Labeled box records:
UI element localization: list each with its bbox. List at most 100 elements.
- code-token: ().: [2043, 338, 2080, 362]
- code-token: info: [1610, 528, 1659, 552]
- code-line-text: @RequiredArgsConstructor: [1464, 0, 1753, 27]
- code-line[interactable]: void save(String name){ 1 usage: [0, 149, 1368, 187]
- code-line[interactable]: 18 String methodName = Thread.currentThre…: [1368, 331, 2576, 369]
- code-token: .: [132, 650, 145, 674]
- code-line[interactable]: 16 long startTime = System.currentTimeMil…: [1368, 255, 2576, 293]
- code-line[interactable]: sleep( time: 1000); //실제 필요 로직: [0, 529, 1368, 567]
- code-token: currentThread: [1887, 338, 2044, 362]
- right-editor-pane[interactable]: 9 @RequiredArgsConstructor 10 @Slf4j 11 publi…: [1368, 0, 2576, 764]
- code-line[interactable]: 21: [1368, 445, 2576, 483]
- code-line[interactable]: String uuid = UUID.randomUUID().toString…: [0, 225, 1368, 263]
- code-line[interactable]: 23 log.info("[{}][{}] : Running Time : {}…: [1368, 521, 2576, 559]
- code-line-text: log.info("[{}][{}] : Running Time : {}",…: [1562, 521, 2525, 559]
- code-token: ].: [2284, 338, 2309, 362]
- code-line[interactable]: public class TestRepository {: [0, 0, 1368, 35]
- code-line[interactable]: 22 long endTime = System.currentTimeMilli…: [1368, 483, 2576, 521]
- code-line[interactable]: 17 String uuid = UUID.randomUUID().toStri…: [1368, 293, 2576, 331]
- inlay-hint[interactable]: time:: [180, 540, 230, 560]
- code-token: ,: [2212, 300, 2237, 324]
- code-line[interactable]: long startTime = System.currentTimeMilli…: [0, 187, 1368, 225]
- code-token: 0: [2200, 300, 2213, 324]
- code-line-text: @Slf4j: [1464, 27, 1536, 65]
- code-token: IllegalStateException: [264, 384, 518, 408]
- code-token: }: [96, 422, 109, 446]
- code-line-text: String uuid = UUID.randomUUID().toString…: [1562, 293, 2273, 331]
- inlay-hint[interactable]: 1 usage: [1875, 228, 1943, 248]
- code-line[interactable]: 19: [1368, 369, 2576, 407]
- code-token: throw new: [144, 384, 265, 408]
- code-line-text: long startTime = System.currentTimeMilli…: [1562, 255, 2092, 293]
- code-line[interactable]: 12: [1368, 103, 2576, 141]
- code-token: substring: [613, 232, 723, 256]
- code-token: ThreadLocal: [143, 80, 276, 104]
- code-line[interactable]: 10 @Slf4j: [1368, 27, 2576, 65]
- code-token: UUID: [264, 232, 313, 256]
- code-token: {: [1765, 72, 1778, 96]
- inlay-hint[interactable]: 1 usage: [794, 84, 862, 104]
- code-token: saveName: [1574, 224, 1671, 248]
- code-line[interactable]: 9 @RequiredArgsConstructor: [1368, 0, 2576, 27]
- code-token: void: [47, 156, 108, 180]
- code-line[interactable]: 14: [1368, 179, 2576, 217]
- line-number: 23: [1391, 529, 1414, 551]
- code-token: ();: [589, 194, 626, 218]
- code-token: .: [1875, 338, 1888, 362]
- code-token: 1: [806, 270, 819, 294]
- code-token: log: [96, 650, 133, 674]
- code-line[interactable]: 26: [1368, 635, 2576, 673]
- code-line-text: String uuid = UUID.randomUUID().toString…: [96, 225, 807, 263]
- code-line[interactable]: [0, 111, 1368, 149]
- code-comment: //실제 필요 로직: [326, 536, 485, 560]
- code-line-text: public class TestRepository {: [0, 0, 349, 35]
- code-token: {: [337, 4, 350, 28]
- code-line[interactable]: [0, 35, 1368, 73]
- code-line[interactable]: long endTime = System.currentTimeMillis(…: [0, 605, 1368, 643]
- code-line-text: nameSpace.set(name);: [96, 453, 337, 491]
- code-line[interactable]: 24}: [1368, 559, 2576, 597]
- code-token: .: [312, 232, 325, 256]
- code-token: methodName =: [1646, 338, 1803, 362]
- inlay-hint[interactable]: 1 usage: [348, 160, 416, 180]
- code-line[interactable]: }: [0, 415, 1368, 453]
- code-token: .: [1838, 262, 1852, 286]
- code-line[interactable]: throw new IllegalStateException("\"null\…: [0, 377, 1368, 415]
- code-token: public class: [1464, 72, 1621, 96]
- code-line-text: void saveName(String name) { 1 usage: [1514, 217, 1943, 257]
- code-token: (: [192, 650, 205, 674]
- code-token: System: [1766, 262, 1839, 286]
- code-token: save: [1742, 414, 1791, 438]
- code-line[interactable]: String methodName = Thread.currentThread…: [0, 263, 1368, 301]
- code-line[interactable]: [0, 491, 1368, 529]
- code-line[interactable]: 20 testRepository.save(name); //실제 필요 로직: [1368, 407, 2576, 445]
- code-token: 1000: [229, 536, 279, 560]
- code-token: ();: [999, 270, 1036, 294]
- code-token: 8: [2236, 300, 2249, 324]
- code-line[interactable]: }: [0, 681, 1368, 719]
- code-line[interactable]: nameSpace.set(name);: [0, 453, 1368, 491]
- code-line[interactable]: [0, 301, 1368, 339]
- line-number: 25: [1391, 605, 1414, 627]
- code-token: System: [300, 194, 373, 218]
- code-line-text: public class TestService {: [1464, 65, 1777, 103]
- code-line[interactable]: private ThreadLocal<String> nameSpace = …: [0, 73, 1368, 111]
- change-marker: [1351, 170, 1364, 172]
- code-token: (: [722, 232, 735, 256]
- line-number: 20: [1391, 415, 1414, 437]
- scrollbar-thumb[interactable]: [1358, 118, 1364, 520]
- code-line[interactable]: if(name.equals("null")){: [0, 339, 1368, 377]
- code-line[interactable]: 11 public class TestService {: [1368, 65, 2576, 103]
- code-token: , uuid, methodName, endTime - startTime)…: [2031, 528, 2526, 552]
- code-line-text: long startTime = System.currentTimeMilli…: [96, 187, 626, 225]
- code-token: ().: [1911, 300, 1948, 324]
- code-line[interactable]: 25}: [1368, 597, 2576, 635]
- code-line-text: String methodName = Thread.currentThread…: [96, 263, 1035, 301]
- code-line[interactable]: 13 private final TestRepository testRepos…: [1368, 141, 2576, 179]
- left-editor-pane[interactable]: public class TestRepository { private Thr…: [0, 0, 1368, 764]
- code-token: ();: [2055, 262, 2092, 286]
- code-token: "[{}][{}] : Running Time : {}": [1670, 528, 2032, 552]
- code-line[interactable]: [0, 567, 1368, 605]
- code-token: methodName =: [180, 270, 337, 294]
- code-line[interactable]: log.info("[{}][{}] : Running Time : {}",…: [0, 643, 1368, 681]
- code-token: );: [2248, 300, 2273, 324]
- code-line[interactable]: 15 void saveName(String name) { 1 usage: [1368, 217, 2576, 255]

- _WHAT THIS TASK INVOLVES_
Reproduce all of the entries above verbatim, line for line.

- _OUTPUT FOR THIS TASK_
UI element localization: list each with its bbox. List at most 100 elements.
- code-token: ().: [2043, 338, 2080, 362]
- code-token: info: [1610, 528, 1659, 552]
- code-line-text: @RequiredArgsConstructor: [1464, 0, 1753, 27]
- code-line[interactable]: void save(String name){ 1 usage: [0, 149, 1368, 187]
- code-line[interactable]: 18 String methodName = Thread.currentThre…: [1368, 331, 2576, 369]
- code-token: .: [132, 650, 145, 674]
- code-line[interactable]: 16 long startTime = System.currentTimeMil…: [1368, 255, 2576, 293]
- code-line[interactable]: sleep( time: 1000); //실제 필요 로직: [0, 529, 1368, 567]
- code-token: currentThread: [1887, 338, 2044, 362]
- right-editor-pane[interactable]: 9 @RequiredArgsConstructor 10 @Slf4j 11 publi…: [1368, 0, 2576, 764]
- code-line[interactable]: 21: [1368, 445, 2576, 483]
- code-line[interactable]: String uuid = UUID.randomUUID().toString…: [0, 225, 1368, 263]
- code-line[interactable]: 23 log.info("[{}][{}] : Running Time : {}…: [1368, 521, 2576, 559]
- code-line-text: log.info("[{}][{}] : Running Time : {}",…: [1562, 521, 2525, 559]
- code-token: ].: [2284, 338, 2309, 362]
- code-line[interactable]: public class TestRepository {: [0, 0, 1368, 35]
- code-line[interactable]: 22 long endTime = System.currentTimeMilli…: [1368, 483, 2576, 521]
- code-line[interactable]: 17 String uuid = UUID.randomUUID().toStri…: [1368, 293, 2576, 331]
- inlay-hint[interactable]: time:: [180, 540, 230, 560]
- code-token: ,: [2212, 300, 2237, 324]
- code-line[interactable]: long startTime = System.currentTimeMilli…: [0, 187, 1368, 225]
- code-token: 0: [2200, 300, 2213, 324]
- code-line-text: @Slf4j: [1464, 27, 1536, 65]
- code-token: IllegalStateException: [264, 384, 518, 408]
- code-token: }: [96, 422, 109, 446]
- code-line-text: String uuid = UUID.randomUUID().toString…: [1562, 293, 2273, 331]
- inlay-hint[interactable]: 1 usage: [1875, 228, 1943, 248]
- code-line[interactable]: 19: [1368, 369, 2576, 407]
- code-token: throw new: [144, 384, 265, 408]
- code-line-text: long startTime = System.currentTimeMilli…: [1562, 255, 2092, 293]
- code-line[interactable]: 12: [1368, 103, 2576, 141]
- code-token: substring: [613, 232, 723, 256]
- code-token: ThreadLocal: [143, 80, 276, 104]
- code-line[interactable]: 10 @Slf4j: [1368, 27, 2576, 65]
- code-token: UUID: [264, 232, 313, 256]
- code-token: {: [1765, 72, 1778, 96]
- inlay-hint[interactable]: 1 usage: [794, 84, 862, 104]
- code-token: saveName: [1574, 224, 1671, 248]
- code-line[interactable]: 9 @RequiredArgsConstructor: [1368, 0, 2576, 27]
- code-token: void: [47, 156, 108, 180]
- code-line[interactable]: 14: [1368, 179, 2576, 217]
- line-number: 23: [1391, 529, 1414, 551]
- code-token: ();: [589, 194, 626, 218]
- code-token: .: [1875, 338, 1888, 362]
- code-token: 1: [806, 270, 819, 294]
- code-token: log: [96, 650, 133, 674]
- code-line[interactable]: 26: [1368, 635, 2576, 673]
- code-line-text: String uuid = UUID.randomUUID().toString…: [96, 225, 807, 263]
- code-line[interactable]: [0, 111, 1368, 149]
- code-comment: //실제 필요 로직: [326, 536, 485, 560]
- code-line-text: public class TestRepository {: [0, 0, 349, 35]
- code-token: {: [337, 4, 350, 28]
- code-line[interactable]: [0, 35, 1368, 73]
- code-line[interactable]: long endTime = System.currentTimeMillis(…: [0, 605, 1368, 643]
- code-line-text: nameSpace.set(name);: [96, 453, 337, 491]
- code-line[interactable]: 24}: [1368, 559, 2576, 597]
- code-token: .: [312, 232, 325, 256]
- code-token: methodName =: [1646, 338, 1803, 362]
- inlay-hint[interactable]: 1 usage: [348, 160, 416, 180]
- code-line[interactable]: }: [0, 415, 1368, 453]
- code-token: .: [1838, 262, 1852, 286]
- code-line[interactable]: throw new IllegalStateException("\"null\…: [0, 377, 1368, 415]
- code-token: public class: [1464, 72, 1621, 96]
- code-line-text: void saveName(String name) { 1 usage: [1514, 217, 1943, 257]
- code-token: (: [192, 650, 205, 674]
- code-token: System: [1766, 262, 1839, 286]
- code-token: save: [1742, 414, 1791, 438]
- code-line[interactable]: String methodName = Thread.currentThread…: [0, 263, 1368, 301]
- code-line[interactable]: [0, 491, 1368, 529]
- code-line[interactable]: 20 testRepository.save(name); //실제 필요 로직: [1368, 407, 2576, 445]
- code-token: 1000: [229, 536, 279, 560]
- code-token: ();: [999, 270, 1036, 294]
- code-token: 8: [2236, 300, 2249, 324]
- code-line[interactable]: }: [0, 681, 1368, 719]
- code-line[interactable]: nameSpace.set(name);: [0, 453, 1368, 491]
- code-line[interactable]: [0, 301, 1368, 339]
- line-number: 25: [1391, 605, 1414, 627]
- code-token: System: [300, 194, 373, 218]
- code-line-text: public class TestService {: [1464, 65, 1777, 103]
- code-line[interactable]: private ThreadLocal<String> nameSpace = …: [0, 73, 1368, 111]
- change-marker: [1351, 170, 1364, 172]
- code-token: (: [722, 232, 735, 256]
- line-number: 20: [1391, 415, 1414, 437]
- scrollbar-thumb[interactable]: [1358, 118, 1364, 520]
- code-line[interactable]: if(name.equals("null")){: [0, 339, 1368, 377]
- code-line[interactable]: 11 public class TestService {: [1368, 65, 2576, 103]
- code-token: , uuid, methodName, endTime - startTime)…: [2031, 528, 2526, 552]
- code-line-text: long startTime = System.currentTimeMilli…: [96, 187, 626, 225]
- code-token: ().: [1911, 300, 1948, 324]
- code-line[interactable]: 25}: [1368, 597, 2576, 635]
- code-line-text: String methodName = Thread.currentThread…: [96, 263, 1035, 301]
- code-line[interactable]: 13 private final TestRepository testRepos…: [1368, 141, 2576, 179]
- left-editor-pane[interactable]: public class TestRepository { private Thr…: [0, 0, 1368, 764]
- code-token: ();: [2055, 262, 2092, 286]
- code-token: "[{}][{}] : Running Time : {}": [1670, 528, 2032, 552]
- code-line[interactable]: [0, 567, 1368, 605]
- code-token: methodName =: [180, 270, 337, 294]
- code-line[interactable]: log.info("[{}][{}] : Running Time : {}",…: [0, 643, 1368, 681]
- code-token: );: [2248, 300, 2273, 324]
- code-line[interactable]: 15 void saveName(String name) { 1 usage: [1368, 217, 2576, 255]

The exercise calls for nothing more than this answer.